== Segment start ==

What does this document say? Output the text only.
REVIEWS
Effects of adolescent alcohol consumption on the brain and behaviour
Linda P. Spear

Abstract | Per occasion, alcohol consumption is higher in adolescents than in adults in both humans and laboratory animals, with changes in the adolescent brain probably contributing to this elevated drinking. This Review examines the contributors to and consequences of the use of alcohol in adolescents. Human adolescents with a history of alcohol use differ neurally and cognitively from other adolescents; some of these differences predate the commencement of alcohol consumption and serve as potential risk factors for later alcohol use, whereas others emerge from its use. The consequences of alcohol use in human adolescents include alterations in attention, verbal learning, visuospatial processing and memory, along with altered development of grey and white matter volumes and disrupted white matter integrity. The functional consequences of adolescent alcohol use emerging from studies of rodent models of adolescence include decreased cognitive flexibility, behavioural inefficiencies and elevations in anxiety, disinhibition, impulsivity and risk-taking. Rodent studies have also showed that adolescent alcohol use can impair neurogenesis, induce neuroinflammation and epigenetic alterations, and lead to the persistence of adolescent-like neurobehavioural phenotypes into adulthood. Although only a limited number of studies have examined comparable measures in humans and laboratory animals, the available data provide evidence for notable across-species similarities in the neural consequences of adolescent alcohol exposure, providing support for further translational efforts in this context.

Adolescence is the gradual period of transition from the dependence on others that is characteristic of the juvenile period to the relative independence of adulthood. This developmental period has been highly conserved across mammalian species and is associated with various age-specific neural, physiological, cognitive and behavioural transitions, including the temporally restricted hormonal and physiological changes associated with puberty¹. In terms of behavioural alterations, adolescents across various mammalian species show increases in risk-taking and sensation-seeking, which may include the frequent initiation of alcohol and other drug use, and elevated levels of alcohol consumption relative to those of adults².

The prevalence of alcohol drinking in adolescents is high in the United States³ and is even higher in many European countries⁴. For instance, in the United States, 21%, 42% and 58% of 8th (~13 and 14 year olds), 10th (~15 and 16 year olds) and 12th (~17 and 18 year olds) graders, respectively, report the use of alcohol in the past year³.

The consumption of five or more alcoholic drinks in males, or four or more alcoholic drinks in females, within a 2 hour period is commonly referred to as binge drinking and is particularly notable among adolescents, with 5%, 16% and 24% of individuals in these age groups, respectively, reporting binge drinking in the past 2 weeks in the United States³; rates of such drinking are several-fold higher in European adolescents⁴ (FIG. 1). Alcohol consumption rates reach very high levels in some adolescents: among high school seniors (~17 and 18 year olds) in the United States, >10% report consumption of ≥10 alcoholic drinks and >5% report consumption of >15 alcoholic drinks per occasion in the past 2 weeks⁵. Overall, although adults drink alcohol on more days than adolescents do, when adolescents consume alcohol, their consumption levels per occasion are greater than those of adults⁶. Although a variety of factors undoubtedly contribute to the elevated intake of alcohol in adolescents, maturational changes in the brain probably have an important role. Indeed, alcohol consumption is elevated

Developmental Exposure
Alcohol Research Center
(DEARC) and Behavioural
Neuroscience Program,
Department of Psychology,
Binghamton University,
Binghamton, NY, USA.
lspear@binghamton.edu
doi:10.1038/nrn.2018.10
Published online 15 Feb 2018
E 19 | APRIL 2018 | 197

== Segment end ==

▶ [Task instructions]:
Each record above should be repeated exactly.

▶ [Output for this task]:
What does this document say? Output the text only.
REVIEWS
Effects of adolescent alcohol consumption on the brain and behaviour
Linda P. Spear

Abstract | Per occasion, alcohol consumption is higher in adolescents than in adults in both humans and laboratory animals, with changes in the adolescent brain probably contributing to this elevated drinking. This Review examines the contributors to and consequences of the use of alcohol in adolescents. Human adolescents with a history of alcohol use differ neurally and cognitively from other adolescents; some of these differences predate the commencement of alcohol consumption and serve as potential risk factors for later alcohol use, whereas others emerge from its use. The consequences of alcohol use in human adolescents include alterations in attention, verbal learning, visuospatial processing and memory, along with altered development of grey and white matter volumes and disrupted white matter integrity. The functional consequences of adolescent alcohol use emerging from studies of rodent models of adolescence include decreased cognitive flexibility, behavioural inefficiencies and elevations in anxiety, disinhibition, impulsivity and risk-taking. Rodent studies have also showed that adolescent alcohol use can impair neurogenesis, induce neuroinflammation and epigenetic alterations, and lead to the persistence of adolescent-like neurobehavioural phenotypes into adulthood. Although only a limited number of studies have examined comparable measures in humans and laboratory animals, the available data provide evidence for notable across-species similarities in the neural consequences of adolescent alcohol exposure, providing support for further translational efforts in this context.

Adolescence is the gradual period of transition from the dependence on others that is characteristic of the juvenile period to the relative independence of adulthood. This developmental period has been highly conserved across mammalian species and is associated with various age-specific neural, physiological, cognitive and behavioural transitions, including the temporally restricted hormonal and physiological changes associated with puberty¹. In terms of behavioural alterations, adolescents across various mammalian species show increases in risk-taking and sensation-seeking, which may include the frequent initiation of alcohol and other drug use, and elevated levels of alcohol consumption relative to those of adults².

The prevalence of alcohol drinking in adolescents is high in the United States³ and is even higher in many European countries⁴. For instance, in the United States, 21%, 42% and 58% of 8th (~13 and 14 year olds), 10th (~15 and 16 year olds) and 12th (~17 and 18 year olds) graders, respectively, report the use of alcohol in the past year³.

The consumption of five or more alcoholic drinks in males, or four or more alcoholic drinks in females, within a 2 hour period is commonly referred to as binge drinking and is particularly notable among adolescents, with 5%, 16% and 24% of individuals in these age groups, respectively, reporting binge drinking in the past 2 weeks in the United States³; rates of such drinking are several-fold higher in European adolescents⁴ (FIG. 1). Alcohol consumption rates reach very high levels in some adolescents: among high school seniors (~17 and 18 year olds) in the United States, >10% report consumption of ≥10 alcoholic drinks and >5% report consumption of >15 alcoholic drinks per occasion in the past 2 weeks⁵. Overall, although adults drink alcohol on more days than adolescents do, when adolescents consume alcohol, their consumption levels per occasion are greater than those of adults⁶. Although a variety of factors undoubtedly contribute to the elevated intake of alcohol in adolescents, maturational changes in the brain probably have an important role. Indeed, alcohol consumption is elevated

Developmental Exposure
Alcohol Research Center
(DEARC) and Behavioural
Neuroscience Program,
Department of Psychology,
Binghamton University,
Binghamton, NY, USA.
lspear@binghamton.edu
doi:10.1038/nrn.2018.10
Published online 15 Feb 2018
E 19 | APRIL 2018 | 197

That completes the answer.